━━ Stored data

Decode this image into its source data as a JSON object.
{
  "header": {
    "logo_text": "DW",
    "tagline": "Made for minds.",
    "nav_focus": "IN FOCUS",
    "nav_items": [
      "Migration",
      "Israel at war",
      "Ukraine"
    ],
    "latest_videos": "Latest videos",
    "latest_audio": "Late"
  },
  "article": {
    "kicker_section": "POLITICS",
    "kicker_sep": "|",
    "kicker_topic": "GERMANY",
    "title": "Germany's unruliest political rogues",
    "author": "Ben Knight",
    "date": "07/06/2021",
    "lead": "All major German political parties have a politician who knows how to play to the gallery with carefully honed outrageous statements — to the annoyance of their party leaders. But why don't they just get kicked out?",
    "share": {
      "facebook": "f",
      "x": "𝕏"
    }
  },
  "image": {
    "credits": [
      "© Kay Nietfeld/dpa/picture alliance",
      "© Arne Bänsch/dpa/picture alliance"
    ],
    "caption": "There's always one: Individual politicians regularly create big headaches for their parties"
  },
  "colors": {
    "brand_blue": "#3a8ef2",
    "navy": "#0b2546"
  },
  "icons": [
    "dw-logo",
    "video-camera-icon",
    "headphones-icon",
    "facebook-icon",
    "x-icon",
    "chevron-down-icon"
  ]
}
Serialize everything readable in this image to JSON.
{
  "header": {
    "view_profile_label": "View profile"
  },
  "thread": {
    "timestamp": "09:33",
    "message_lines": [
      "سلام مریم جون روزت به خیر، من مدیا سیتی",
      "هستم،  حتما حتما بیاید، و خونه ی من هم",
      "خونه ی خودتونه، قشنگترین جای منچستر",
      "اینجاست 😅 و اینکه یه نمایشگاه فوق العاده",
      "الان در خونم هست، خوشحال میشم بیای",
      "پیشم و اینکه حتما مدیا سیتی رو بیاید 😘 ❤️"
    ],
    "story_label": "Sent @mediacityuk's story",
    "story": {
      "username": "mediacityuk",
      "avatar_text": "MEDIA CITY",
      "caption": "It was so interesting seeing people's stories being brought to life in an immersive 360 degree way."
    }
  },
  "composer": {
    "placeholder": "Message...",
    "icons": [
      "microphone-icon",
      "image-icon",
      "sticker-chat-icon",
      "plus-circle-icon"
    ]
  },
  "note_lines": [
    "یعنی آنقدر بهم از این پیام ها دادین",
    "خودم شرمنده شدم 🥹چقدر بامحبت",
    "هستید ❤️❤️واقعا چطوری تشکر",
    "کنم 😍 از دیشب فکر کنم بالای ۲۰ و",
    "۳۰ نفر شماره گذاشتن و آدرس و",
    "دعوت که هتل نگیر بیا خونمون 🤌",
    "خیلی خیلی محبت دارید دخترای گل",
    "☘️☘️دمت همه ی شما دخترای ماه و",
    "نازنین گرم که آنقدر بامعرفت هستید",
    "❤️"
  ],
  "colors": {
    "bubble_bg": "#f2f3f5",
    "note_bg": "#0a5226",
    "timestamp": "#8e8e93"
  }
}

━━━━

Goal →
Identify each line of the material where the word "دخترای" shows up, and copy it.

Complete response →
    "خیلی خیلی محبت دارید دخترای گل",
    "☘️☘️دمت همه ی شما دخترای ماه و",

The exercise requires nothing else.